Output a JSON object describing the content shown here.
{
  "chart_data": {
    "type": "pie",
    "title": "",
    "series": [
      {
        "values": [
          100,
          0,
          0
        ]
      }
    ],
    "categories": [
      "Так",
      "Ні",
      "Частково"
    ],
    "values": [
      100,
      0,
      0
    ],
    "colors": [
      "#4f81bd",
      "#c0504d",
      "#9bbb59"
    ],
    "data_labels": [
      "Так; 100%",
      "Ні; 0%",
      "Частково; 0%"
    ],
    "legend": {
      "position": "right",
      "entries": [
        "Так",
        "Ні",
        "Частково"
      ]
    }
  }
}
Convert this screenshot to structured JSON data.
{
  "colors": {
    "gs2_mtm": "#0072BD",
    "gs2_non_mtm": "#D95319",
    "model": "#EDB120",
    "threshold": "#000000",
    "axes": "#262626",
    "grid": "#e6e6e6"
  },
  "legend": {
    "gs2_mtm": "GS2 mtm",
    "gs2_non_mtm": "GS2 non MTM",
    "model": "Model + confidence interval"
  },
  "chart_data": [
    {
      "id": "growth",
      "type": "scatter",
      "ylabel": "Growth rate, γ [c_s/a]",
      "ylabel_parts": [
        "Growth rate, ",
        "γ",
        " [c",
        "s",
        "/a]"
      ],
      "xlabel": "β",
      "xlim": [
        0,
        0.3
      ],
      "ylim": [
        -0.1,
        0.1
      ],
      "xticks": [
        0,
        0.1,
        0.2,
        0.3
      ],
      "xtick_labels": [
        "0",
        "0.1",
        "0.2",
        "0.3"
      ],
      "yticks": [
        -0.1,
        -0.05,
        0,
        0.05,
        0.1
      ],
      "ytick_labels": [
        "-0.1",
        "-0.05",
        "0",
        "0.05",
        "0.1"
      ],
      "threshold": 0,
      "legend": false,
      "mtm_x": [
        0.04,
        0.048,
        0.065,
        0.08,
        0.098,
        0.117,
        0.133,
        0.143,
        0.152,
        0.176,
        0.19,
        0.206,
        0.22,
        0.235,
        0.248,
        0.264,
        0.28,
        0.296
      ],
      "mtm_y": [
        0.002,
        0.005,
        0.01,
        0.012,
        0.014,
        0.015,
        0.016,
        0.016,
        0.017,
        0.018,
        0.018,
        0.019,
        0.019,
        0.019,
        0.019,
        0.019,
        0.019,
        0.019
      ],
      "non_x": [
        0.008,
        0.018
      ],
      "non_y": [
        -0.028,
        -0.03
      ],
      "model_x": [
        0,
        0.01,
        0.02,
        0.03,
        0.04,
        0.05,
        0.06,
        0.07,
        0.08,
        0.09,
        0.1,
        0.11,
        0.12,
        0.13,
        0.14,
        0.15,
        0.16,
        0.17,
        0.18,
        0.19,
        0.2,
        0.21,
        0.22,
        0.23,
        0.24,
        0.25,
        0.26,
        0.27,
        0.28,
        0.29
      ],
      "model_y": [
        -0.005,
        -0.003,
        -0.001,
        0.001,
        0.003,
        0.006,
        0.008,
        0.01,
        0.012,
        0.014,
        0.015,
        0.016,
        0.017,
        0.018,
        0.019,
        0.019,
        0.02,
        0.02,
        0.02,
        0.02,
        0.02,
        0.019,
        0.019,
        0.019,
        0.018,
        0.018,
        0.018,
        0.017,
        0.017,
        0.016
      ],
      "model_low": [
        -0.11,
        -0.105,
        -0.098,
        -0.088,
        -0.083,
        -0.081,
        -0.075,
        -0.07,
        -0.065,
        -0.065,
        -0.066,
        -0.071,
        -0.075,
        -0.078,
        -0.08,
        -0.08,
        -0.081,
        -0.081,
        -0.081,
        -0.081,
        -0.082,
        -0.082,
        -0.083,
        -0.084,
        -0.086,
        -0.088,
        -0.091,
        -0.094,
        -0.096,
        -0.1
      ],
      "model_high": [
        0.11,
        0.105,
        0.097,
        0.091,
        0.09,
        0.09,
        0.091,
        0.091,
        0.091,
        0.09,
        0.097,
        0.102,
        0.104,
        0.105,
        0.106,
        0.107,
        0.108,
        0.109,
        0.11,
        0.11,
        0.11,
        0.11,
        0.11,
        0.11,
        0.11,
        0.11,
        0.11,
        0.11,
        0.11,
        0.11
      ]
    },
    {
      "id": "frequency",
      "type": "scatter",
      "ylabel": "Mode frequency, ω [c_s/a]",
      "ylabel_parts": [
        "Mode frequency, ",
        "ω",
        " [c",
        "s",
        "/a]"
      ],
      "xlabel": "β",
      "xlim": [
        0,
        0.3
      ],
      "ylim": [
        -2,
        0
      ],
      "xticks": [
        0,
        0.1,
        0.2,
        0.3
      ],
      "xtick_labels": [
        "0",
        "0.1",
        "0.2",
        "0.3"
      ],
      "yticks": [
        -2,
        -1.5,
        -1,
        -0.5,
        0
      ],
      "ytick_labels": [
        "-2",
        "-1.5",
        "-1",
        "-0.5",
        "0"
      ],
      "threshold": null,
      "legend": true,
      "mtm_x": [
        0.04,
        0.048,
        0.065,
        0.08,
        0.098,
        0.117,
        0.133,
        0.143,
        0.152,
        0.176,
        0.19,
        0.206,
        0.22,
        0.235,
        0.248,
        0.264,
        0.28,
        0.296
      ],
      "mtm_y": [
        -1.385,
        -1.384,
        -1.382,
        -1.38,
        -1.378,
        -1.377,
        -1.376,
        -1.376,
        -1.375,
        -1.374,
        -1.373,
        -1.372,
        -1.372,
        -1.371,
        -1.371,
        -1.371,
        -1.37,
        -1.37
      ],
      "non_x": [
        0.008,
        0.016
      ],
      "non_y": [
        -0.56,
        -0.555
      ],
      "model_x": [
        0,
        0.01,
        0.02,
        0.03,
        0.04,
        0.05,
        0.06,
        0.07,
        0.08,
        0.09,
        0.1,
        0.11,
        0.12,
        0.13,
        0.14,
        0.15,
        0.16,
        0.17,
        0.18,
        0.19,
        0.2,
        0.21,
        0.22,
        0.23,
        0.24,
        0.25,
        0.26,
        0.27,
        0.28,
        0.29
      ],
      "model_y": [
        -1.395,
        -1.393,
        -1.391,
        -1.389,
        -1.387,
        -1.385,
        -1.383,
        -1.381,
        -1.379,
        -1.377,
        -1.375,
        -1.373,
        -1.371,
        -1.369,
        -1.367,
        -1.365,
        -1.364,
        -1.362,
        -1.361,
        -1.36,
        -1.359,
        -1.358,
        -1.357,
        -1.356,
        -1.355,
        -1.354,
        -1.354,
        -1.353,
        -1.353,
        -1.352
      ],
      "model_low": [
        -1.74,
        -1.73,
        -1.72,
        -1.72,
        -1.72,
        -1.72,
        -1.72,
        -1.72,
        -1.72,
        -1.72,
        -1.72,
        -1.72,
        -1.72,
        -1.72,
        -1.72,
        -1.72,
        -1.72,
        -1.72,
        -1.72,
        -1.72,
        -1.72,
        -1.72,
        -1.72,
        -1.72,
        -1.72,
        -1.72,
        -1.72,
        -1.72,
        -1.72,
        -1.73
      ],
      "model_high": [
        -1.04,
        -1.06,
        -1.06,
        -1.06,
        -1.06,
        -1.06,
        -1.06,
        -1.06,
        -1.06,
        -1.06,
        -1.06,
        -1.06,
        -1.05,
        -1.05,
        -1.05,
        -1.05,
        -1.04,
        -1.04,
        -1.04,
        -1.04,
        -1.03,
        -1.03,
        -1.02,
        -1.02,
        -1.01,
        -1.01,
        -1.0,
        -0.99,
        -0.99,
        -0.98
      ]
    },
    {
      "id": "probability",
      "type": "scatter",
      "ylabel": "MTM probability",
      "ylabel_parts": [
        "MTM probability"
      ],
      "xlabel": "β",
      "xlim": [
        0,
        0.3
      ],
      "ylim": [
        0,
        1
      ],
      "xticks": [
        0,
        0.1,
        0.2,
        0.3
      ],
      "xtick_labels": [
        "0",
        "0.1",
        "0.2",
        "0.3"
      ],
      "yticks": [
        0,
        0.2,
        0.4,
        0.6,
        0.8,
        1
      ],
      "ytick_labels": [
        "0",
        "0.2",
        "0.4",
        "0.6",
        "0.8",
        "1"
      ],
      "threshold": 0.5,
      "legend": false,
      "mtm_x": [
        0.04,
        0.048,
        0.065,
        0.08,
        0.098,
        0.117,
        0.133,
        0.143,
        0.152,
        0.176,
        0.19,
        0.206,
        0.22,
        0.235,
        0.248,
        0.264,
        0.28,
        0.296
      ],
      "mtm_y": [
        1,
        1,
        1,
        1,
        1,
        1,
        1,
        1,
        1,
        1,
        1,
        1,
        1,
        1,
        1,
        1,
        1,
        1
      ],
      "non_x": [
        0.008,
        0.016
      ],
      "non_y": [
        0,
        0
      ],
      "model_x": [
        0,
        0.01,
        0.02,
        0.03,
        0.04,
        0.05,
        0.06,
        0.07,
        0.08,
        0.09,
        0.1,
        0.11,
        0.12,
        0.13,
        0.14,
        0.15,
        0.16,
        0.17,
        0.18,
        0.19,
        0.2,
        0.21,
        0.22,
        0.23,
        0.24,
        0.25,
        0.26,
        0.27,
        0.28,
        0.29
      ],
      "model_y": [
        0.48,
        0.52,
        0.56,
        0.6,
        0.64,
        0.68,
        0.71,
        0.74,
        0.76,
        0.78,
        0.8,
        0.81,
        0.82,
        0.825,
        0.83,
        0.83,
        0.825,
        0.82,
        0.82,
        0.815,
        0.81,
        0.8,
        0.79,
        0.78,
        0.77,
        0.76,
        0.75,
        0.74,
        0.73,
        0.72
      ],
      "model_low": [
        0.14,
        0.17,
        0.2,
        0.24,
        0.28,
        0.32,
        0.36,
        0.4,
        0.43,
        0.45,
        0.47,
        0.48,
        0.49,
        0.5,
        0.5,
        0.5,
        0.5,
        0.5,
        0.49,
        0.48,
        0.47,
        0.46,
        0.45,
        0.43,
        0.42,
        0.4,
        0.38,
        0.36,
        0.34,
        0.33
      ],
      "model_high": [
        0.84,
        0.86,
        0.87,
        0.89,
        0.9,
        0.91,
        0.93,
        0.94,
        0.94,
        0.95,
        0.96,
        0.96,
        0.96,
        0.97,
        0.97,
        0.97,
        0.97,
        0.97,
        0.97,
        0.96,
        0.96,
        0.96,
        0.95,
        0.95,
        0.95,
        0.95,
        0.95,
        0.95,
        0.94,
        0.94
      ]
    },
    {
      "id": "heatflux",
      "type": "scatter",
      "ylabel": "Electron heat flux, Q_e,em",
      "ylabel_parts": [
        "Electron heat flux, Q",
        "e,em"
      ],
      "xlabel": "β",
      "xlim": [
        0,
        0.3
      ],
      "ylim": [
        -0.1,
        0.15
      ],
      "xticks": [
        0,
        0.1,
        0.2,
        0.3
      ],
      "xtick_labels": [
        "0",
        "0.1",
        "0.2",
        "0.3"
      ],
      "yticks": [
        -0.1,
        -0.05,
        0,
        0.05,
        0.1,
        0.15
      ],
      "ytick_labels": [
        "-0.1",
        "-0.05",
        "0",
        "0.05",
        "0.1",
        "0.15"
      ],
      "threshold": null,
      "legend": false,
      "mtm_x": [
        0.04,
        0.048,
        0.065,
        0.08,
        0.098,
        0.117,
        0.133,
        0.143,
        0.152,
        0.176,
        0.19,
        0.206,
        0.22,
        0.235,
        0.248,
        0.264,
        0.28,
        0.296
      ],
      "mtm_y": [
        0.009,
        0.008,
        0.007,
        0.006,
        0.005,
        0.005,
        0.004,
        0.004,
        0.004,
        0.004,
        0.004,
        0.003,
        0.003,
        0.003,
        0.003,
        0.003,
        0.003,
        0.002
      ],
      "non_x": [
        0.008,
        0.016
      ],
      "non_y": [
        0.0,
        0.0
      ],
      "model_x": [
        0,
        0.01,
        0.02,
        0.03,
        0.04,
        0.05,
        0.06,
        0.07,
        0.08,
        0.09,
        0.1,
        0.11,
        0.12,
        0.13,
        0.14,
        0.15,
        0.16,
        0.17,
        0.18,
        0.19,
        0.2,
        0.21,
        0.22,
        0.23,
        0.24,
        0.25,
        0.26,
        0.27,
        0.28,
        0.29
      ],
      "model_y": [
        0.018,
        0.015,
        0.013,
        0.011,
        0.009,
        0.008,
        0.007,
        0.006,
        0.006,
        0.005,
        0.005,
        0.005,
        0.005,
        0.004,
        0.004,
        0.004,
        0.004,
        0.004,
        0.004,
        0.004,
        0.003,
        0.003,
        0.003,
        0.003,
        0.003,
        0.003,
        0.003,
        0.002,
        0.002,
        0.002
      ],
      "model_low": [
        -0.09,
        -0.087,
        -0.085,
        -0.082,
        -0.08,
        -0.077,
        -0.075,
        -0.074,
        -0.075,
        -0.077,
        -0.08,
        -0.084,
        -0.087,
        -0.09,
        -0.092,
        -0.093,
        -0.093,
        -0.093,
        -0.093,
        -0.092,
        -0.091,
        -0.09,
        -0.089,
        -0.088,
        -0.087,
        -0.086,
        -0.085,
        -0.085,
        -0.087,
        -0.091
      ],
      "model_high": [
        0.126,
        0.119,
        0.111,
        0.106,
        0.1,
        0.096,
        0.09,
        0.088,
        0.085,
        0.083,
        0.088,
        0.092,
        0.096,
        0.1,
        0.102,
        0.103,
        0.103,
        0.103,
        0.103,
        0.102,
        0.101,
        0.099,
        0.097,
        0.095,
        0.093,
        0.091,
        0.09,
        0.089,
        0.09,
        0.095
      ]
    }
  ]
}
──────────────────────────────
◆ Task brief
Identify and extract each line of the listing that contains "threshold".

◆ Solution
    "threshold": "#000000",
      "threshold": 0,
      "threshold": null,
      "threshold": 0.5,
      "threshold": null,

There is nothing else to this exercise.